Como comprova a grande quantidade de autobiografias e autoficções produzidas nos últimos anos, o “eu” ocupa cada vez mais o centro das narrativas. É sobre a escrita de si mesmo que a professora da Faculdade de Letras da Universidade Federal de Minas Gerais (UFMG) Sabrina Sedlmayer vai falar no bate-papo “Os escritos de si”, nesta quarta-feira (21/6), na Academia Mineira de Letras (AML).
“Quando falamos da escrita de si, que é o gênero do qual fazem parte biografia, autobiografia, testemunhos, cartas e, para alguns especialistas, também a entrevista, estamos falando de uma espécie de transmissão da experiência psicanalítica. É como se fosse uma sessão de terapia na qual o indivíduo se abre, fala de si mesmo”, explica a professora.
Para abordar o tema, é conveniente se debruçar sobre a filosofia.“As ‘Confissões’, de Santo Agostinho, contribuíram muito no Ocidente para o uso do ‘eu’ como objeto”, observa a professora. “Mas é com ‘As Confissões de Jean-Jacques Rousseau’, escrita pelo iluminista, que esse modo de escrever vira gênero”, acrescenta.
Autores em primeira pessoa
Lançada em 1782, a autobiografia de Rousseau assume um caráter psicanalítico. Conforme escreveu o próprio iluminista, “o verdadeiro objetivo das minhas ‘Confissões’ é fazer conhecer exatamente o meu íntimo”.Outros exemplos estão nas obras de Montaigne e Descartes. No início do século 16, o criador dos ensaios pessoais propôs a investigação da condição humana por meio do ‘eu’. “É a mim mesmo que pinto”, escreveu Montaigne, na apresentação de seus “Ensaios”.
Descartes, por sua vez, concluiu que o “eu” é resultado da negação do mundo exterior e interior. Ou seja, é inconsciente de si. E, a partir desse “eu”, propôs perscrutar a humanidade. Descartes, contudo, mudou a forma de escrever sobre si, de acordo com Sabrina.
“Com Montaigne, a gente já vê essa busca do ‘eu’ como interioridade. Mas foi Descartes quem mudou essa estratégia de busca do ‘eu’”, observa, ressaltando que, com o pai do plano cartesiano, a dúvida deixou de ser “quem sou?” e passou a ser “o que sou?”, dando nova dimensão na busca pelo “eu”.
Novas formas descrever sobre si mesmo foram surgindo e sendo exploradas ao longo dos anos, até desembocar na autoficção, termo cunhado em 1977 pelo escritor francês Serge Doubrovsky para definir seu livro “Fils”.

-------

▶ _QUESTÕES DE ESTUDO_
a - Responda com base no texto sobre a escrita de si:
(i) Em que lugar acontece o bate-papo "Os escritos de si"?
(ii) Em que ano foi lançada a autobiografia de Rousseau?
(iii) Quem cunhou o termo autoficção, e em que ano?
b - Dê sequência ao texto sobre a escrita de si, começando logo depois da última frase.

-------

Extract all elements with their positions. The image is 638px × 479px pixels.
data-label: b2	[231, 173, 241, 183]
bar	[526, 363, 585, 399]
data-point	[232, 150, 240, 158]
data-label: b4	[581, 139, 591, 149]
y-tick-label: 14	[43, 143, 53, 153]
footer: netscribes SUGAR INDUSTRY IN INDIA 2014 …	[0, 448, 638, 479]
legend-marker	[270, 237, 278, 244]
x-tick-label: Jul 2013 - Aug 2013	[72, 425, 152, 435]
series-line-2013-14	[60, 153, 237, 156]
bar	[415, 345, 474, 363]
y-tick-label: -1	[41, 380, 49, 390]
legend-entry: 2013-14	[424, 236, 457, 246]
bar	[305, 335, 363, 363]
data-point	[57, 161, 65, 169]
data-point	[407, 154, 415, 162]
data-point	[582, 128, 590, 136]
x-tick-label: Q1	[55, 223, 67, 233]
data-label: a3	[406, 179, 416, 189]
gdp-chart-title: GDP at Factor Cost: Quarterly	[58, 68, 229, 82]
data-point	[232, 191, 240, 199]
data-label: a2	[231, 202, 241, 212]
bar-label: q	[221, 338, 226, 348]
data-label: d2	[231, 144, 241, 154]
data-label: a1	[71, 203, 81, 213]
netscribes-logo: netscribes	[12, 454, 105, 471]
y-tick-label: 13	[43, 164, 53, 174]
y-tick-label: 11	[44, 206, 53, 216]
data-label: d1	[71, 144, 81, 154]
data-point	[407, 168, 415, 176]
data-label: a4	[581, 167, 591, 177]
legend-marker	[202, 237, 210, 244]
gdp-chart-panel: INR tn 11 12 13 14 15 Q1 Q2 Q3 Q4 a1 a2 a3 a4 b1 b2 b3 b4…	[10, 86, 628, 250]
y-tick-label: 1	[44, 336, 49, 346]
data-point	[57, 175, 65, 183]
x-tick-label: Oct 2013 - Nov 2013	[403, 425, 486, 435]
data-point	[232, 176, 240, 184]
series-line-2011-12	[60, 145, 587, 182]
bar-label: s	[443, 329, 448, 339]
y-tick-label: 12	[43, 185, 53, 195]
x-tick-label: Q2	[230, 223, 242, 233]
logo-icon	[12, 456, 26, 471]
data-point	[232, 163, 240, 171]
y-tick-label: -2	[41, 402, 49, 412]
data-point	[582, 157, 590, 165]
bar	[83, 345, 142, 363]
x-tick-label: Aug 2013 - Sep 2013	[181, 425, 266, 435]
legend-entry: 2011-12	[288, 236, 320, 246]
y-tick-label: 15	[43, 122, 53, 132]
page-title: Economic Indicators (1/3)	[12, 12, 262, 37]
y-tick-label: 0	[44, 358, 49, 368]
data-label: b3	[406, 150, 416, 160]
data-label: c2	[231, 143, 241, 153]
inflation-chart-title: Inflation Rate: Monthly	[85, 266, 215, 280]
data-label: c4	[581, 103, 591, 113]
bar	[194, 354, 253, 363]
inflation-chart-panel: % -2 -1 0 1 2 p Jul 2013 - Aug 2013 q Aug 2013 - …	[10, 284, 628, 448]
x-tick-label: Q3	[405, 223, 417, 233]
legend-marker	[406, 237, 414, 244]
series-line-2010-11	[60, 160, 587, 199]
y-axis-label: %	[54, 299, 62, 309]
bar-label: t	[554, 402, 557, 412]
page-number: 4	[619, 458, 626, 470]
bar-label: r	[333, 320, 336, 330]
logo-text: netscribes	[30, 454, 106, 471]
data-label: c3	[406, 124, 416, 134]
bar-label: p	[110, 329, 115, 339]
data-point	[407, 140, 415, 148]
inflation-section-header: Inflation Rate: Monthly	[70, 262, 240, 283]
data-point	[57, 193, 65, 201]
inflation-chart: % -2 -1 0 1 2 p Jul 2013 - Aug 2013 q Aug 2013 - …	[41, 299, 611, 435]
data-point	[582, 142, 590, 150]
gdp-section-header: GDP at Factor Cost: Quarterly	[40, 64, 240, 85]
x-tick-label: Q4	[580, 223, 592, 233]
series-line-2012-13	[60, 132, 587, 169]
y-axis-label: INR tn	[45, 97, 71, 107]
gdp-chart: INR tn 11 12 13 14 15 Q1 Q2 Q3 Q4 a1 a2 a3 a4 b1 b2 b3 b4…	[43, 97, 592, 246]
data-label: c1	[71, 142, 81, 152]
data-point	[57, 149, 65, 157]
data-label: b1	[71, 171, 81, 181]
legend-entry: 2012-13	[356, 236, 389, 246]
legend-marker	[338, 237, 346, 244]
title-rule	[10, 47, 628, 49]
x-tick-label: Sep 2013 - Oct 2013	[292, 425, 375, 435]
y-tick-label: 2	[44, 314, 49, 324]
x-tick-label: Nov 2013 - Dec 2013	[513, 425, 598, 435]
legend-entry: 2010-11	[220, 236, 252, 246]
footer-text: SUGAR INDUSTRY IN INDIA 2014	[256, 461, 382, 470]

-------

▶ _RESPOSTAS DOS EXERCÍCIOS_
a -
(i) Na Academia Mineira de Letras (AML).
(ii) Em 1782.
(iii) O escritor francês Serge Doubrovsky, em 1977.

b -
De acordo com o autor, o romance fazia parte de um novo estilo, que embaralha autobiografia e ficção. E, além de acrescentar histórias inverossímeis à biografia, deveria contar com espaços em branco no intuito de deformar os fatos e interromper a narrativa.
Parece paradoxal. E é, conforme explica Sabrina. Afinal, trata-se de dois gêneros que se contradizem e deveriam se neutralizar. “A autoficção é um neologismo criado por Doubrovsky para falar sobre ele. Quando ele diz que o livro dele (“Fils”) é de autoficção, é, na verdade, um romance com um narrador real”, afirma.
Sobre o contexto atual, a professora comenta: “Com as redes sociais, os escritores hoje vivem uma época de extrema exposição. O nome deles foi mercantilizado e são poucos os que seguem na contramão do mercado. Assim, a grande quantidade de produções de autores sobre si mesmos é uma consequência dessa hiperexposição”.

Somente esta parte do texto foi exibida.